--- Excerpted text ---

Our aim for supporting young people and their family/carers to prepare for adulthood

Our aim at Milton Keynes City Council is to provide a positive experience of preparing for adulthood (sometimes referred to as transition into adulthood) for all young people with special educational needs and disabilities, through a ‘person centred’ approach that prepares young people effectively for adult life.

  • Services provided for young people (under 17) with long-term health conditions are administered by child health and social care services.
  • After this (18+), they're usually provided by adult services.

From the age of 16 up to 18, there will begin a "transition" to adult services, which can happen at different times for individuals.

Asking for an assessment

Not everyone is eligible for adult social care but anyone (a young person or their parent, guardian and/or carer) can request an Adult Social Care needs assessment.

If the young person is already receiving support from Children's Services a referral should be made on their behalf by their allocated worker, if this is considered necessary. Any existing support will continue until agreed adult care and support is in place but it is important that the referral is made to Adult Social Care as soon as possible to avoid delays in agreeing how best to meet support needs for a young person BEFORE they reach their 18th Birthday. It is really important to establish whether a young person is likely to be eligible for adult social care, then alternative arrangements and or signposting to universally available support can happen in a timely way.

--- Data for review ---

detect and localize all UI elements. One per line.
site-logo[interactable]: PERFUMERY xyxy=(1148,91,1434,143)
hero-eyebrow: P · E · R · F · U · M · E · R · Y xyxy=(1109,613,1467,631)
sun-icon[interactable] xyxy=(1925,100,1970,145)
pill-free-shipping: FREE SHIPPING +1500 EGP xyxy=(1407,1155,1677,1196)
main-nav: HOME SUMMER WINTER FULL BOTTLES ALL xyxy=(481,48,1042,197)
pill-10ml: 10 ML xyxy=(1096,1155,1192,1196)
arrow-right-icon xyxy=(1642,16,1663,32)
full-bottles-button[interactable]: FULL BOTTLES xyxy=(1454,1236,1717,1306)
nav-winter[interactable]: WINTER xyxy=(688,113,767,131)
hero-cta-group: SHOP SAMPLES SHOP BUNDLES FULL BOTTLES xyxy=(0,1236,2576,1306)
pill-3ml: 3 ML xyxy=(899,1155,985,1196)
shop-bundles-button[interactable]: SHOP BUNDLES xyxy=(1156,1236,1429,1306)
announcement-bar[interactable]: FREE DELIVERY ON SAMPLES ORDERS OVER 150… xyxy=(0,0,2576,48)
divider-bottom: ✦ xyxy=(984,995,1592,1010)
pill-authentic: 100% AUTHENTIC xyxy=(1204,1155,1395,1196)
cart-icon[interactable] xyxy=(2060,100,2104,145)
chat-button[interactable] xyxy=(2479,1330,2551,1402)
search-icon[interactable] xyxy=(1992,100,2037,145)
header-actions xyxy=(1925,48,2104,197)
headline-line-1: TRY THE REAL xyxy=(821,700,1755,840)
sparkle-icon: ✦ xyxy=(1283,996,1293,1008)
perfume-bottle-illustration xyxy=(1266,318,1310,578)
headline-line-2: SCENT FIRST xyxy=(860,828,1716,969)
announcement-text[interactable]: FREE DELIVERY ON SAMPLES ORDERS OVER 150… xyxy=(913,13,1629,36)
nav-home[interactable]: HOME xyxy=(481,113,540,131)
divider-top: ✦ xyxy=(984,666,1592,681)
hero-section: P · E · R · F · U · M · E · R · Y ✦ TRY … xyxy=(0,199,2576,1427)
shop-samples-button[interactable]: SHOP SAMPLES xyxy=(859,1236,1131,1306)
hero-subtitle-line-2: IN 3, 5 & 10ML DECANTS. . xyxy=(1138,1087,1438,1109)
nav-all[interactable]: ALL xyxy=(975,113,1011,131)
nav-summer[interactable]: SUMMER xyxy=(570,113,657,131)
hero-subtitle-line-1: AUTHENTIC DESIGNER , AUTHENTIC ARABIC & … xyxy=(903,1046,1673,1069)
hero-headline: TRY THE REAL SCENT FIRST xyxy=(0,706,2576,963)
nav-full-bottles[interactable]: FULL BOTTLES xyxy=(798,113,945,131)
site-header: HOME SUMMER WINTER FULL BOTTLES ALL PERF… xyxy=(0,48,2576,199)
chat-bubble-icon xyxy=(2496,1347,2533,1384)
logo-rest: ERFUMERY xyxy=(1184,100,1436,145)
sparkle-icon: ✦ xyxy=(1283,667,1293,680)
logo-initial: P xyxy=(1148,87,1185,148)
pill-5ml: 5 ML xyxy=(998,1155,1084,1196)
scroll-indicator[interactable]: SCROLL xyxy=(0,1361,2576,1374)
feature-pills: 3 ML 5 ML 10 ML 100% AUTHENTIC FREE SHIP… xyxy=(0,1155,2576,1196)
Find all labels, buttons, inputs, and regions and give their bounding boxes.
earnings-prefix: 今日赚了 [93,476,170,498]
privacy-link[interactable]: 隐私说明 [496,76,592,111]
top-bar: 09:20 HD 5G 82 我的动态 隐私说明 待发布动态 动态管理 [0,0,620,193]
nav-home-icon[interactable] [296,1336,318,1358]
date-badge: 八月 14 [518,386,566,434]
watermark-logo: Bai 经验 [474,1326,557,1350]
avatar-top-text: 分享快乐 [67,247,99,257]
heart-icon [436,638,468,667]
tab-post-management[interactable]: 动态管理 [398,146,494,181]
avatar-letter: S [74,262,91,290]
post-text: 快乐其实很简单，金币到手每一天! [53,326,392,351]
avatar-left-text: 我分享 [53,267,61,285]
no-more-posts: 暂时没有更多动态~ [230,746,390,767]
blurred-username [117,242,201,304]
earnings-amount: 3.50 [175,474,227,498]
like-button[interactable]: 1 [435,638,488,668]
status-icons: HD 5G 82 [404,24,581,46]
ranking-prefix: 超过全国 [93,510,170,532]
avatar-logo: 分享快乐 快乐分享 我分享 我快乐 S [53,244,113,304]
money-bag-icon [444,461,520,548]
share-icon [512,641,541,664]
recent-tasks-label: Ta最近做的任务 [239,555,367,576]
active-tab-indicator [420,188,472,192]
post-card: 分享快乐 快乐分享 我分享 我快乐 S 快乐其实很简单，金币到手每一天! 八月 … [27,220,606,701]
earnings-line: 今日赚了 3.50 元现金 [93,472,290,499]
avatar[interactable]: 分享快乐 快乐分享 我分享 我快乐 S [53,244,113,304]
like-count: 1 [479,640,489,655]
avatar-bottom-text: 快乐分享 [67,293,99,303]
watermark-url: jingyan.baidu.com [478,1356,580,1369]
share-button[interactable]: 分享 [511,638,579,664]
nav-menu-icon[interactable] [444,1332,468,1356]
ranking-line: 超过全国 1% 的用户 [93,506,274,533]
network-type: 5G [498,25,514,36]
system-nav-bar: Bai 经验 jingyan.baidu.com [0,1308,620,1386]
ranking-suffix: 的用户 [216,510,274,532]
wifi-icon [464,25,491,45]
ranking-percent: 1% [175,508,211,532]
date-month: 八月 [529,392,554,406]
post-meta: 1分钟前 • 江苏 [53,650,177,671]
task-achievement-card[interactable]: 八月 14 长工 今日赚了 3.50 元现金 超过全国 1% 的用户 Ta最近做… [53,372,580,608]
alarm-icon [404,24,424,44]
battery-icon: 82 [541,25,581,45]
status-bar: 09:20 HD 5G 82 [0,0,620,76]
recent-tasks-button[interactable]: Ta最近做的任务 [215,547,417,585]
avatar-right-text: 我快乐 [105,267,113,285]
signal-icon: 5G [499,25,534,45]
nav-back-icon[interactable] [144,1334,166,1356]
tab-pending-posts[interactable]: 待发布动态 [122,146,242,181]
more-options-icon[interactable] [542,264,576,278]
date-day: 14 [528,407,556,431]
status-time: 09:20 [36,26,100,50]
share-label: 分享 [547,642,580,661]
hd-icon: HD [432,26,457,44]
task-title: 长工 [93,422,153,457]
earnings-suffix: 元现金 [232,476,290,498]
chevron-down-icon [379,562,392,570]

---

• [Task list]
**a)** Answer these about the text on preparing for adulthood:
(i) Which council states this aim?
(ii) Between what ages does the transition to adult services begin?
(iii) Who can request an Adult Social Care needs assessment?
**b)** Resume the text on preparing for adulthood after its last sentence.
The records come from a different source than the text on preparing for adulthood.

• [Answers to the exercises]
**a)**
(i) Milton Keynes City Council
(ii) From 16 up to 18
(iii) Anyone: a young person or their parent, guardian and/or carer

**b)**
Anyone can make a referral to the “Preparing for Adulthood” Team, ideally it would be the professional who is already working with the young person but the young person themselves, their family/carers can make a referral online - Adult Social Care | Milton Keynes City Council (

Or contact the Adult Social Care ACCESS Team via


Transition from children to adults social care

A child who is being supported by the children with disabilities team may transition to adults social care around the post 16 age. If a child is being supported by the children with disabilities team it is likely they have an education, health and care plan (EHCP), has a significant learning disability and is going to be dependant on services and support for life.

A young person or their parent, guardian and/or carer can request an Adult Social Care needs assessment.

The children with disabilities team meet regularly with adults social care to discuss young people that are due to transition. This usually begins when the young person turns 16 and will be to let the adults social care team know that this young person is likely to be eligible for a service, they will also share what the current care package the young person has.

If your child is not being supported by the children with disabilities team, but you would like support from the adults social care team, you can self refer as the young person reaches the age of 18. If you do not meet the criteria then you can speak to your SEN Case worker  and discuss what options are available to you.

If you need help to understand what your needs are and how to arrange the support you need you can contact our ACCESS Team or complete a Request for care and support

When a child might transition to adults

Children usually move to the adults social care team during one of three stages:

1. On their 18th Birthday when they are no longer in education.

2. At the end of the term of their 19th Birthday.

3. At any point in between, or if there is an agreement between the children's with disabilities team and adults social care team that the young person could go early. This is usually so that there are not too many changes in their lives in a short period of time.

The most beneficial time for the young person to move to adult services will vary for separate individuals.

Who will be involved in the transition

From the age of 16 up to 18, the transition to adults social care will start.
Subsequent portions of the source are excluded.